§ **Task objective**: An exact reproduction of the records is required, with all images left out.

§ **Given data**:
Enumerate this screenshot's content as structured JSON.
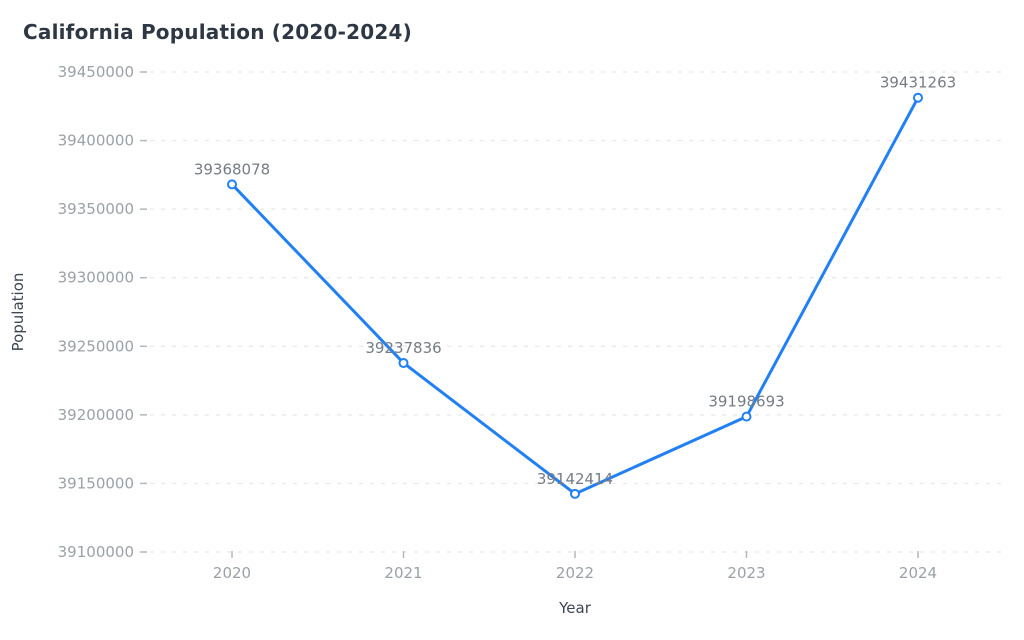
{
  "chart_data": {
    "type": "line",
    "title": "California Population (2020-2024)",
    "xlabel": "Year",
    "ylabel": "Population",
    "categories": [
      "2020",
      "2021",
      "2022",
      "2023",
      "2024"
    ],
    "series": [
      {
        "name": "Population",
        "values": [
          39368078,
          39237836,
          39142414,
          39198693,
          39431263
        ]
      }
    ],
    "data_labels": [
      "39368078",
      "39237836",
      "39142414",
      "39198693",
      "39431263"
    ],
    "ylim": [
      39100000,
      39450000
    ],
    "yticks": [
      39100000,
      39150000,
      39200000,
      39250000,
      39300000,
      39350000,
      39400000,
      39450000
    ],
    "grid": "horizontal-dashed",
    "legend": "none",
    "marker": "open-circle",
    "styles": {
      "line_color": "#2180f3",
      "marker_fill": "#ffffff",
      "grid_color": "#e7e7e7",
      "tick_mark_color": "#b3b8bd",
      "tick_label_color": "#9ba1a8",
      "data_label_color": "#767c85",
      "axis_title_color": "#3e4553",
      "title_color": "#2e3844",
      "background": "#ffffff"
    }
  }
}
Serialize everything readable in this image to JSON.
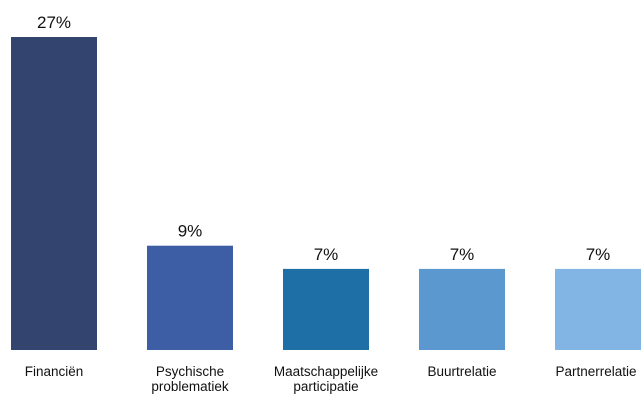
{
  "chart_data": {
    "type": "bar",
    "categories": [
      [
        "Financiën"
      ],
      [
        "Psychische",
        "problematiek"
      ],
      [
        "Maatschappelijke",
        "participatie"
      ],
      [
        "Buurtrelatie"
      ],
      [
        "Partnerrelatie"
      ]
    ],
    "values": [
      27,
      9,
      7,
      7,
      7
    ],
    "value_labels": [
      "27%",
      "9%",
      "7%",
      "7%",
      "7%"
    ],
    "colors": [
      "#33446e",
      "#3d5ea4",
      "#1f6fa7",
      "#5b98cf",
      "#82b5e4"
    ],
    "title": "",
    "xlabel": "",
    "ylabel": "",
    "ylim": [
      0,
      27
    ],
    "grid": false,
    "legend": "none"
  }
}
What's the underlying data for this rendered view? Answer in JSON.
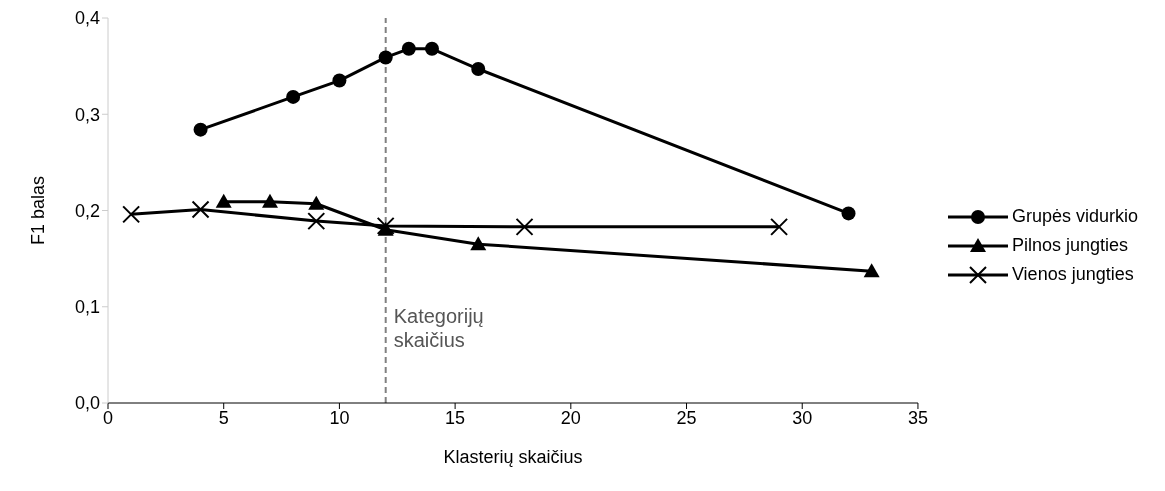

§ **Result below**:
Enumerate this screenshot's content as structured JSON.
{
  "chart_data": {
    "type": "line",
    "title": "California Population (2020-2024)",
    "xlabel": "Year",
    "ylabel": "Population",
    "categories": [
      "2020",
      "2021",
      "2022",
      "2023",
      "2024"
    ],
    "series": [
      {
        "name": "Population",
        "values": [
          39368078,
          39237836,
          39142414,
          39198693,
          39431263
        ]
      }
    ],
    "data_labels": [
      "39368078",
      "39237836",
      "39142414",
      "39198693",
      "39431263"
    ],
    "ylim": [
      39100000,
      39450000
    ],
    "yticks": [
      39100000,
      39150000,
      39200000,
      39250000,
      39300000,
      39350000,
      39400000,
      39450000
    ],
    "grid": "horizontal-dashed",
    "legend": "none",
    "marker": "open-circle",
    "styles": {
      "line_color": "#2180f3",
      "marker_fill": "#ffffff",
      "grid_color": "#e7e7e7",
      "tick_mark_color": "#b3b8bd",
      "tick_label_color": "#9ba1a8",
      "data_label_color": "#767c85",
      "axis_title_color": "#3e4553",
      "title_color": "#2e3844",
      "background": "#ffffff"
    }
  }
}
Serialize everything readable in this image to JSON.
{
  "chart_data": {
    "type": "bar",
    "categories": [
      [
        "Financiën"
      ],
      [
        "Psychische",
        "problematiek"
      ],
      [
        "Maatschappelijke",
        "participatie"
      ],
      [
        "Buurtrelatie"
      ],
      [
        "Partnerrelatie"
      ]
    ],
    "values": [
      27,
      9,
      7,
      7,
      7
    ],
    "value_labels": [
      "27%",
      "9%",
      "7%",
      "7%",
      "7%"
    ],
    "colors": [
      "#33446e",
      "#3d5ea4",
      "#1f6fa7",
      "#5b98cf",
      "#82b5e4"
    ],
    "title": "",
    "xlabel": "",
    "ylabel": "",
    "ylim": [
      0,
      27
    ],
    "grid": false,
    "legend": "none"
  }
}
What's the underlying data for this rendered view? Answer in JSON.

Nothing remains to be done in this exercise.